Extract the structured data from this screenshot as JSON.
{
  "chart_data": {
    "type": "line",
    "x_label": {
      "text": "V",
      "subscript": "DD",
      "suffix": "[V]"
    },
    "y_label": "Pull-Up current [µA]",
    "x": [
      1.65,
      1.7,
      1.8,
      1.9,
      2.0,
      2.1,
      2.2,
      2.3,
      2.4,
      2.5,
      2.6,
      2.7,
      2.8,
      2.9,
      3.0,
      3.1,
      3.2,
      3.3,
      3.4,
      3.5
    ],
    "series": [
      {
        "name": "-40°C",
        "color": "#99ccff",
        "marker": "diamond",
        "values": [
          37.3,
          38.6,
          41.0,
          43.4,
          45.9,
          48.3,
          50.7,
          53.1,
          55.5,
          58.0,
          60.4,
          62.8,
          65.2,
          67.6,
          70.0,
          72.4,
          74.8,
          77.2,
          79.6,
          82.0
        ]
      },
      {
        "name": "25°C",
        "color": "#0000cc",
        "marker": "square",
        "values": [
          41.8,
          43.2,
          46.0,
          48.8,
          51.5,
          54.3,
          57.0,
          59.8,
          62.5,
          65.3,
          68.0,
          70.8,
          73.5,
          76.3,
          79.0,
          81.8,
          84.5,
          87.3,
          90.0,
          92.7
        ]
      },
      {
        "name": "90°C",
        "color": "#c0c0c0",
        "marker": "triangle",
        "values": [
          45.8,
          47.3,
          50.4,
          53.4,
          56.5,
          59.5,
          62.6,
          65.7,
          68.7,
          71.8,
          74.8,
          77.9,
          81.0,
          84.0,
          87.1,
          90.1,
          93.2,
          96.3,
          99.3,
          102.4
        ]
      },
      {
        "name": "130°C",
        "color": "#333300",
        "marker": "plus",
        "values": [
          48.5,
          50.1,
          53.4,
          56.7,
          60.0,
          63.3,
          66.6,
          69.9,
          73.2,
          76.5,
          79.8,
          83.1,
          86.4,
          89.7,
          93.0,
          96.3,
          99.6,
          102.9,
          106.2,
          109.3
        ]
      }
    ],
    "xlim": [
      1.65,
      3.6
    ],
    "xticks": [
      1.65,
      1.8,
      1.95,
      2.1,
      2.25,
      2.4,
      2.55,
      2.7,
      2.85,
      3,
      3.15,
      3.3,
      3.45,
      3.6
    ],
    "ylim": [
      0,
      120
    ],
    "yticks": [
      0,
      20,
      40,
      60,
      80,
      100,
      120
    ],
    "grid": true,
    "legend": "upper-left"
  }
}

- - -

DIRECTIONS ▸
Write the material out exactly, with nothing left out.

FINAL ANSWER ▸
Extract the structured data from this screenshot as JSON.
{
  "chart_data": {
    "type": "line",
    "x_label": {
      "text": "V",
      "subscript": "DD",
      "suffix": "[V]"
    },
    "y_label": "Pull-Up current [µA]",
    "x": [
      1.65,
      1.7,
      1.8,
      1.9,
      2.0,
      2.1,
      2.2,
      2.3,
      2.4,
      2.5,
      2.6,
      2.7,
      2.8,
      2.9,
      3.0,
      3.1,
      3.2,
      3.3,
      3.4,
      3.5
    ],
    "series": [
      {
        "name": "-40°C",
        "color": "#99ccff",
        "marker": "diamond",
        "values": [
          37.3,
          38.6,
          41.0,
          43.4,
          45.9,
          48.3,
          50.7,
          53.1,
          55.5,
          58.0,
          60.4,
          62.8,
          65.2,
          67.6,
          70.0,
          72.4,
          74.8,
          77.2,
          79.6,
          82.0
        ]
      },
      {
        "name": "25°C",
        "color": "#0000cc",
        "marker": "square",
        "values": [
          41.8,
          43.2,
          46.0,
          48.8,
          51.5,
          54.3,
          57.0,
          59.8,
          62.5,
          65.3,
          68.0,
          70.8,
          73.5,
          76.3,
          79.0,
          81.8,
          84.5,
          87.3,
          90.0,
          92.7
        ]
      },
      {
        "name": "90°C",
        "color": "#c0c0c0",
        "marker": "triangle",
        "values": [
          45.8,
          47.3,
          50.4,
          53.4,
          56.5,
          59.5,
          62.6,
          65.7,
          68.7,
          71.8,
          74.8,
          77.9,
          81.0,
          84.0,
          87.1,
          90.1,
          93.2,
          96.3,
          99.3,
          102.4
        ]
      },
      {
        "name": "130°C",
        "color": "#333300",
        "marker": "plus",
        "values": [
          48.5,
          50.1,
          53.4,
          56.7,
          60.0,
          63.3,
          66.6,
          69.9,
          73.2,
          76.5,
          79.8,
          83.1,
          86.4,
          89.7,
          93.0,
          96.3,
          99.6,
          102.9,
          106.2,
          109.3
        ]
      }
    ],
    "xlim": [
      1.65,
      3.6
    ],
    "xticks": [
      1.65,
      1.8,
      1.95,
      2.1,
      2.25,
      2.4,
      2.55,
      2.7,
      2.85,
      3,
      3.15,
      3.3,
      3.45,
      3.6
    ],
    "ylim": [
      0,
      120
    ],
    "yticks": [
      0,
      20,
      40,
      60,
      80,
      100,
      120
    ],
    "grid": true,
    "legend": "upper-left"
  }
}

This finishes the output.